_TEXT TO READ_
==*==
# Critique my 4 year old Iberian Warmblood



## TexasWBRider (Feb 27, 2008)

This mare is Andalusian/TB Iberian Warmblood registered. 16.1. These are not good photos. She was given to me free due to downsizing of herd. She has since been trace clipped and mane pulled. I will post new pictures as soon as I can.


----------



## DraftyAiresMum (Jun 1, 2011)

Best that can be said from the pics provided is that she's pretty. In order to provide an accurate conformation critique, we need pics of the horse squared up, and with the photographer taking the picture at a 90 degree angle to the horse. Any angle to the shot at all (whether taken from closer to the front of the horse or closer to the back) creates the illusion of faults that aren't there or hides faults that are there, as well as making the horse appear disproportionate.
_Posted via Mobile Device_


----------



## smguidotti (Jul 31, 2012)

She's pretty but there is something a little wonky about her lol her head seems quite large for her neck. I don't really care for her front legs. Her feet also seem small for being 16.1 . . . She might have some soundness issue in the future because of this. 

BUT she is only 4 and still has some filling out to do!


----------



## Lokenzo (Jan 16, 2013)

I think her coat being thick makes her head look a little 'thicker' than it really is. It is hard to gauge conformation on those photos tho but she definitely looks pretty. I have a mare (in my profile photo to the left) who is also the same cross and also Iberian Warmblood registered  They make wonderful horses!


----------



## TexasWBRider (Feb 27, 2008)

I will post pictures of her square I took them yesterday just need to upload them . She is definitely more dainty for as tall as she is . And yes the hair makes her head look huge and her neck is skinny because she has no top line ... Given some good riding and trot poles and she will have a some muscle to help . You can't tell in this picture but her hips tend to protrude a little and seeing as how I can't see or really feel her ribs I'm assuming this is a muscle issue as well . This is my first dainty mare lol . She has a cob sized head on this 16.1 frame and a tiny tiny mouth ... None of my tack fits her ... But then again I have a 17.2 Dutch Warmblood to compare to lol
_Posted via Mobile Device_


----------



## Clava (Nov 9, 2010)
==*==
_STATED TASK_
In the horse critique thread, why was the mare given to the original poster for free?

_INFORMATION PROVIDED_
==*==
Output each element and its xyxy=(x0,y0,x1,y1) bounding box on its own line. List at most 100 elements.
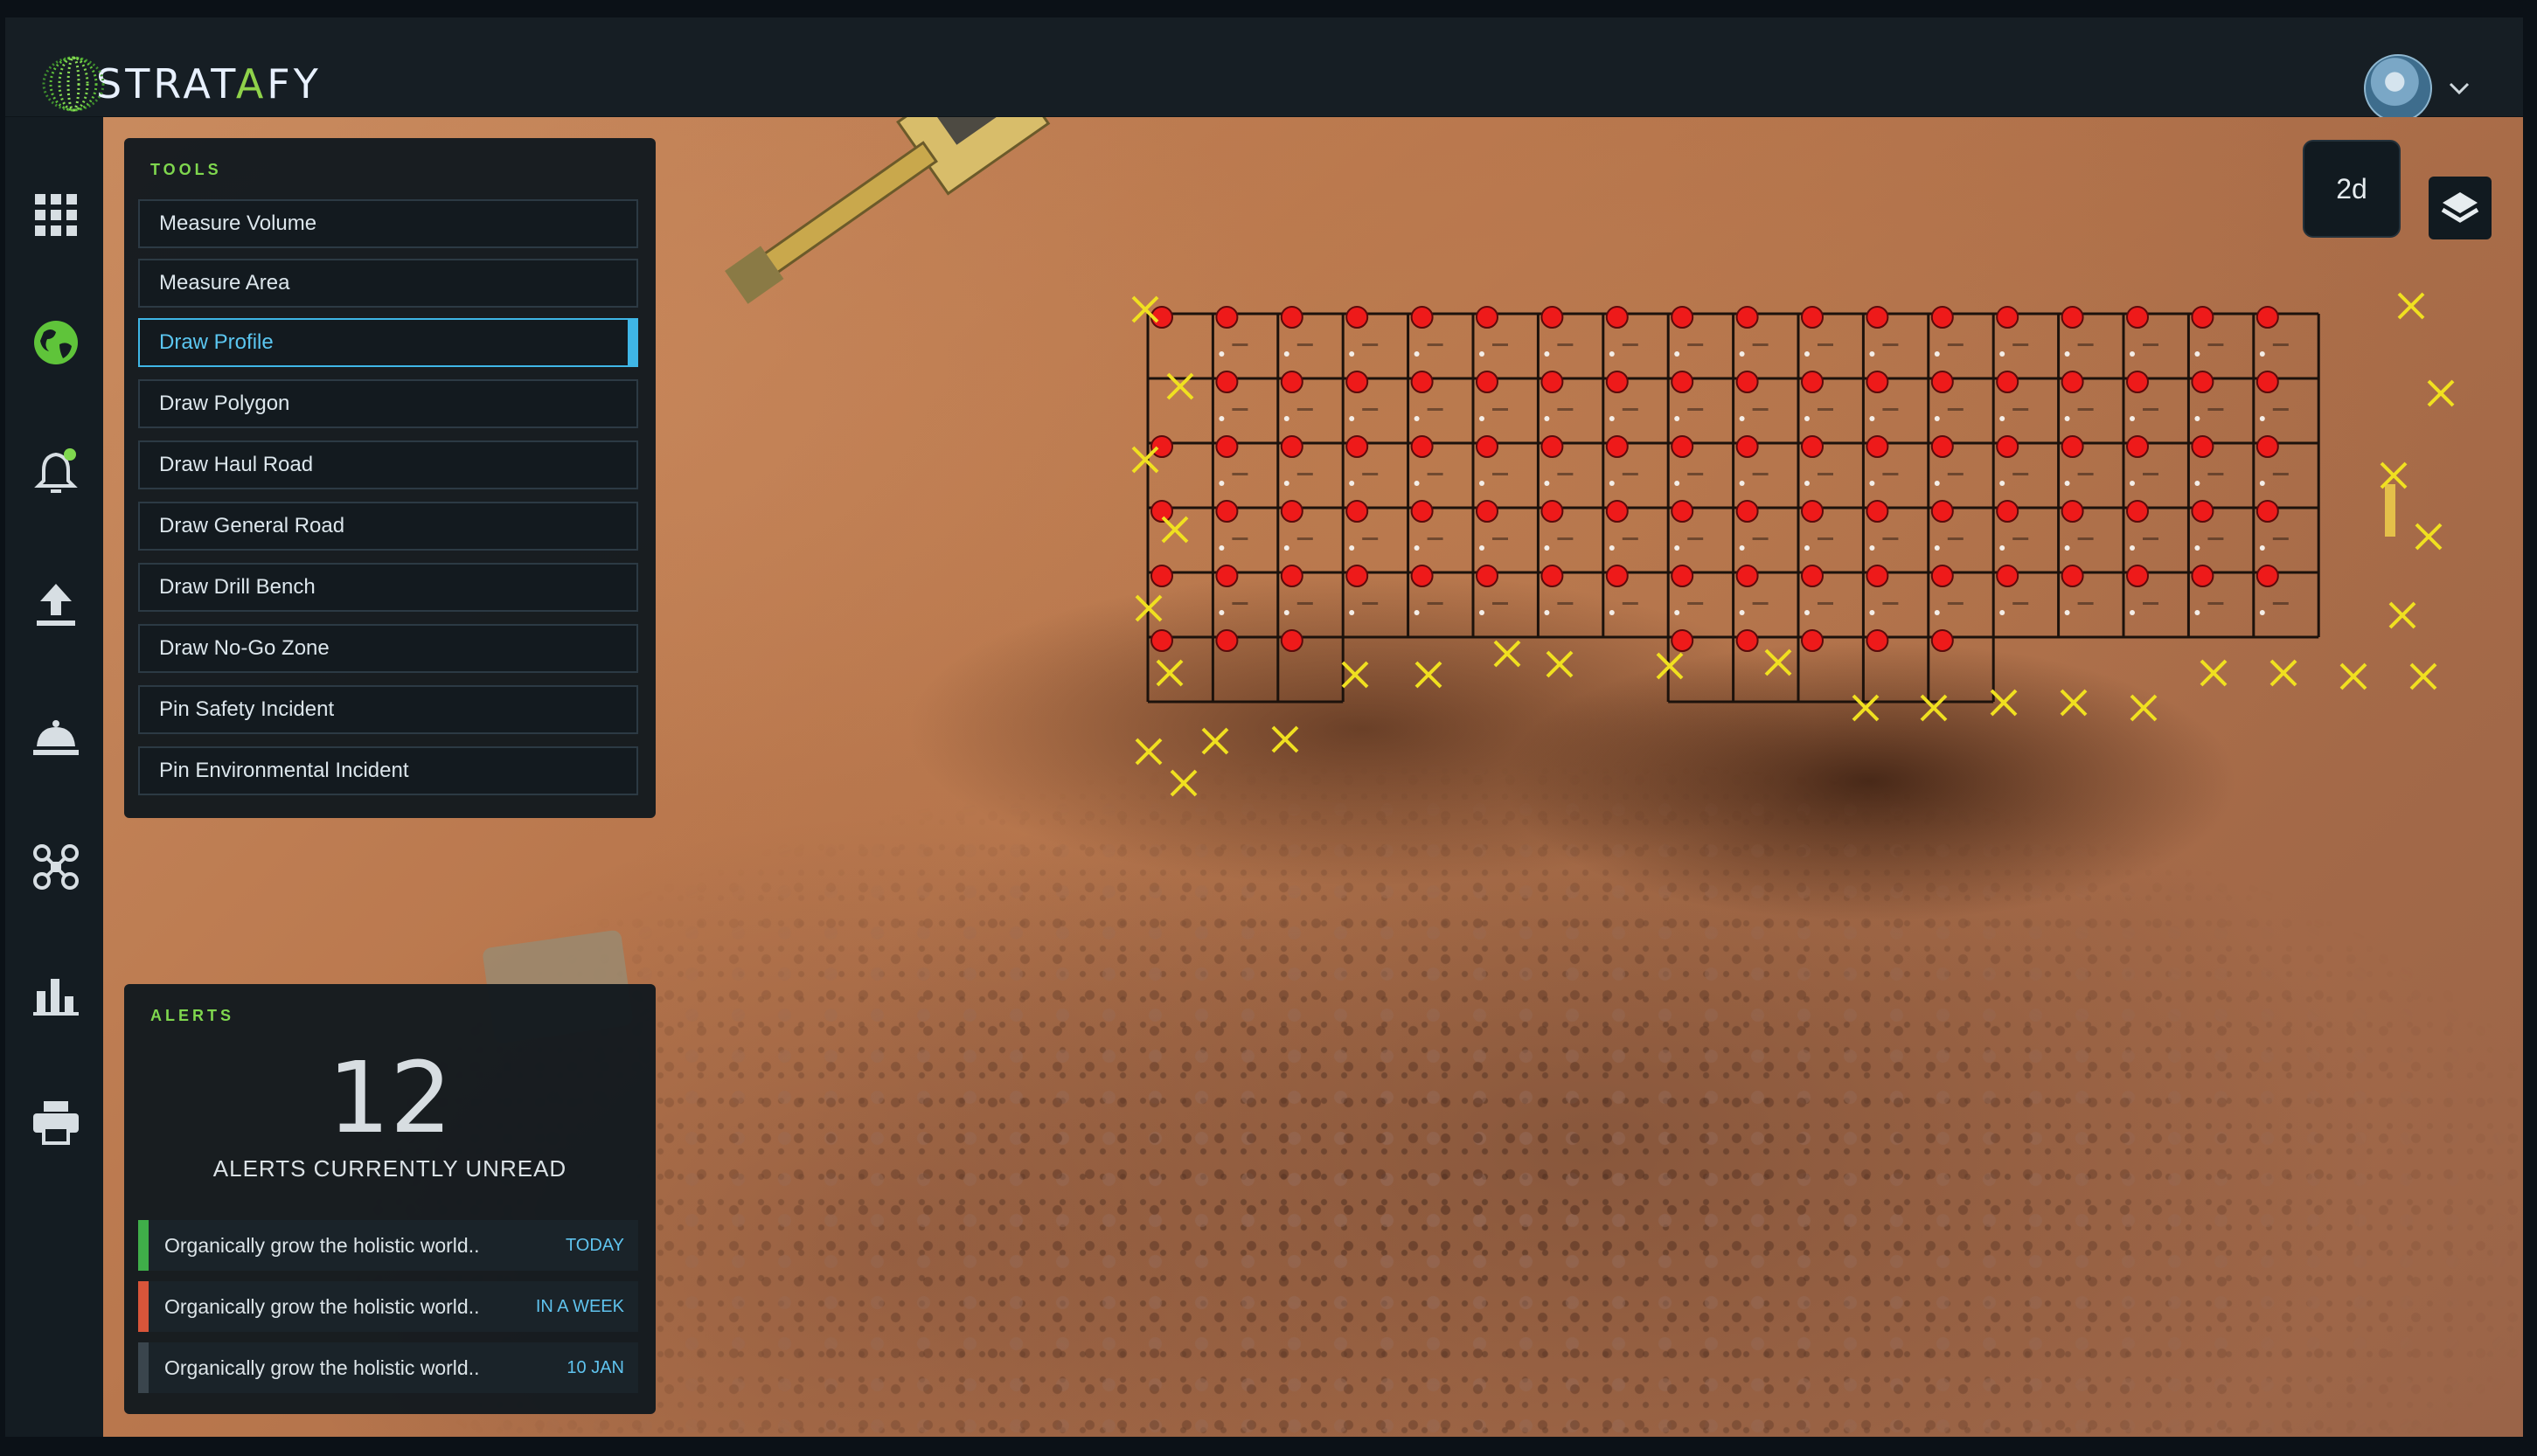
==*==
_WRITTEN SOLUTION_
She was given away because of the downsizing of a herd.